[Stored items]
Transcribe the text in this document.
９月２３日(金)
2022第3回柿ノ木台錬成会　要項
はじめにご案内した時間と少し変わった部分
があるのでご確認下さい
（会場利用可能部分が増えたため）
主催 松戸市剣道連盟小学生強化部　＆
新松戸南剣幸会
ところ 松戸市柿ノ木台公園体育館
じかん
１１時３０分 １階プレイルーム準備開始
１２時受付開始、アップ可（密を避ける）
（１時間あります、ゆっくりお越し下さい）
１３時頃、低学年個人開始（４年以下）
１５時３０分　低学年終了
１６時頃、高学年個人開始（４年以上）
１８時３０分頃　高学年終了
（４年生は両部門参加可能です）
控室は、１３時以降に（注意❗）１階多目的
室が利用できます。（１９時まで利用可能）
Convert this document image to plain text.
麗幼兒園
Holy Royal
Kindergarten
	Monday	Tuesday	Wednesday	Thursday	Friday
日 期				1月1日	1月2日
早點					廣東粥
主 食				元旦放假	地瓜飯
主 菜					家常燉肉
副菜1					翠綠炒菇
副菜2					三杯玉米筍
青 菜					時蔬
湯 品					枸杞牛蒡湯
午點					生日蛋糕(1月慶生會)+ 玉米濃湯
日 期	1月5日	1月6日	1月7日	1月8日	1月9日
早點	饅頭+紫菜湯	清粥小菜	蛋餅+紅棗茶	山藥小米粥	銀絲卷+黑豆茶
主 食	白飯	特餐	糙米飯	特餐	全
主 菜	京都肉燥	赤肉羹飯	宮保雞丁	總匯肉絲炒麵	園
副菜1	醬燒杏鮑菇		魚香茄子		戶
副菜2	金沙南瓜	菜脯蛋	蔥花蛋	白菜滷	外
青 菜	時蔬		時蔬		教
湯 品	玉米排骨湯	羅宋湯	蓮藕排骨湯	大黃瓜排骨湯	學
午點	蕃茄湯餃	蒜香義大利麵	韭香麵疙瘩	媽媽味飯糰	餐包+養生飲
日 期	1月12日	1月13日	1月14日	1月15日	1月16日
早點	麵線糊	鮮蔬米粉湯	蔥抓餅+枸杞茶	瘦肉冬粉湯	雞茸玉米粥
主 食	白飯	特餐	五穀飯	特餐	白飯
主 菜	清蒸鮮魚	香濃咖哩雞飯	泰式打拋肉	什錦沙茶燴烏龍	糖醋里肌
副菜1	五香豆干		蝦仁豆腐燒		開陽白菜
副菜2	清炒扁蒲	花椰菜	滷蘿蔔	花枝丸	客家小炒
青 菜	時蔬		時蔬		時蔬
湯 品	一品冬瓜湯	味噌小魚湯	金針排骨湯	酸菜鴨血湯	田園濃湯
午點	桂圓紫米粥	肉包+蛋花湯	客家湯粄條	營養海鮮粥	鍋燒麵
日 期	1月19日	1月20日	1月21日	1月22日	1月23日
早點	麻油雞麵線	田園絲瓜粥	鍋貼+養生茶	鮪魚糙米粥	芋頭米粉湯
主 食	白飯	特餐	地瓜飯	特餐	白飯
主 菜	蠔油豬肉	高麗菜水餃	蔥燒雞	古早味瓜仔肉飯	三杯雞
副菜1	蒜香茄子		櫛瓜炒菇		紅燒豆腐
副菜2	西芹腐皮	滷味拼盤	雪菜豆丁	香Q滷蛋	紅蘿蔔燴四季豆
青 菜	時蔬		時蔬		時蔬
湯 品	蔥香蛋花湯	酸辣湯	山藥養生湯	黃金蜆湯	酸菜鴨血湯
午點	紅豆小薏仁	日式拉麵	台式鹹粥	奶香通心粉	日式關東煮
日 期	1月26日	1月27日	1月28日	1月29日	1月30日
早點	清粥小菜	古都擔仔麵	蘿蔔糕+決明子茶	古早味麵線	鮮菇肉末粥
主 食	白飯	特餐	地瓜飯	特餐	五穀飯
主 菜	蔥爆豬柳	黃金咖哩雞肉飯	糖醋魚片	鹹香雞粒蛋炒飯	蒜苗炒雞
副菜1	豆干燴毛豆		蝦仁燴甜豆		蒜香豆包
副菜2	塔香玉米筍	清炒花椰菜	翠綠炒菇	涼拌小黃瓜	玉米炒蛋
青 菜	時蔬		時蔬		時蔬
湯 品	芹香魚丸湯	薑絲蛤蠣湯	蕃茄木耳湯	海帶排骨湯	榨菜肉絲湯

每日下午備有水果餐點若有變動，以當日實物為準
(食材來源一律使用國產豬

INSTRUCTIONS TO FOLLOW: Each record must be returned exactly as it is written.

COMPLETE OUTPUT:
Transcribe the text in this document.
９月２３日(金)
2022第3回柿ノ木台錬成会　要項
はじめにご案内した時間と少し変わった部分
があるのでご確認下さい
（会場利用可能部分が増えたため）
主催 松戸市剣道連盟小学生強化部　＆
新松戸南剣幸会
ところ 松戸市柿ノ木台公園体育館
じかん
１１時３０分 １階プレイルーム準備開始
１２時受付開始、アップ可（密を避ける）
（１時間あります、ゆっくりお越し下さい）
１３時頃、低学年個人開始（４年以下）
１５時３０分　低学年終了
１６時頃、高学年個人開始（４年以上）
１８時３０分頃　高学年終了
（４年生は両部門参加可能です）
控室は、１３時以降に（注意❗）１階多目的
室が利用できます。（１９時まで利用可能）
Convert this document image to plain text.
麗幼兒園
Holy Royal
Kindergarten
	Monday	Tuesday	Wednesday	Thursday	Friday
日 期				1月1日	1月2日
早點					廣東粥
主 食				元旦放假	地瓜飯
主 菜					家常燉肉
副菜1					翠綠炒菇
副菜2					三杯玉米筍
青 菜					時蔬
湯 品					枸杞牛蒡湯
午點					生日蛋糕(1月慶生會)+ 玉米濃湯
日 期	1月5日	1月6日	1月7日	1月8日	1月9日
早點	饅頭+紫菜湯	清粥小菜	蛋餅+紅棗茶	山藥小米粥	銀絲卷+黑豆茶
主 食	白飯	特餐	糙米飯	特餐	全
主 菜	京都肉燥	赤肉羹飯	宮保雞丁	總匯肉絲炒麵	園
副菜1	醬燒杏鮑菇		魚香茄子		戶
副菜2	金沙南瓜	菜脯蛋	蔥花蛋	白菜滷	外
青 菜	時蔬		時蔬		教
湯 品	玉米排骨湯	羅宋湯	蓮藕排骨湯	大黃瓜排骨湯	學
午點	蕃茄湯餃	蒜香義大利麵	韭香麵疙瘩	媽媽味飯糰	餐包+養生飲
日 期	1月12日	1月13日	1月14日	1月15日	1月16日
早點	麵線糊	鮮蔬米粉湯	蔥抓餅+枸杞茶	瘦肉冬粉湯	雞茸玉米粥
主 食	白飯	特餐	五穀飯	特餐	白飯
主 菜	清蒸鮮魚	香濃咖哩雞飯	泰式打拋肉	什錦沙茶燴烏龍	糖醋里肌
副菜1	五香豆干		蝦仁豆腐燒		開陽白菜
副菜2	清炒扁蒲	花椰菜	滷蘿蔔	花枝丸	客家小炒
青 菜	時蔬		時蔬		時蔬
湯 品	一品冬瓜湯	味噌小魚湯	金針排骨湯	酸菜鴨血湯	田園濃湯
午點	桂圓紫米粥	肉包+蛋花湯	客家湯粄條	營養海鮮粥	鍋燒麵
日 期	1月19日	1月20日	1月21日	1月22日	1月23日
早點	麻油雞麵線	田園絲瓜粥	鍋貼+養生茶	鮪魚糙米粥	芋頭米粉湯
主 食	白飯	特餐	地瓜飯	特餐	白飯
主 菜	蠔油豬肉	高麗菜水餃	蔥燒雞	古早味瓜仔肉飯	三杯雞
副菜1	蒜香茄子		櫛瓜炒菇		紅燒豆腐
副菜2	西芹腐皮	滷味拼盤	雪菜豆丁	香Q滷蛋	紅蘿蔔燴四季豆
青 菜	時蔬		時蔬		時蔬
湯 品	蔥香蛋花湯	酸辣湯	山藥養生湯	黃金蜆湯	酸菜鴨血湯
午點	紅豆小薏仁	日式拉麵	台式鹹粥	奶香通心粉	日式關東煮
日 期	1月26日	1月27日	1月28日	1月29日	1月30日
早點	清粥小菜	古都擔仔麵	蘿蔔糕+決明子茶	古早味麵線	鮮菇肉末粥
主 食	白飯	特餐	地瓜飯	特餐	五穀飯
主 菜	蔥爆豬柳	黃金咖哩雞肉飯	糖醋魚片	鹹香雞粒蛋炒飯	蒜苗炒雞
副菜1	豆干燴毛豆		蝦仁燴甜豆		蒜香豆包
副菜2	塔香玉米筍	清炒花椰菜	翠綠炒菇	涼拌小黃瓜	玉米炒蛋
青 菜	時蔬		時蔬		時蔬
湯 品	芹香魚丸湯	薑絲蛤蠣湯	蕃茄木耳湯	海帶排骨湯	榨菜肉絲湯

每日下午備有水果餐點若有變動，以當日實物為準
(食材來源一律使用國產豬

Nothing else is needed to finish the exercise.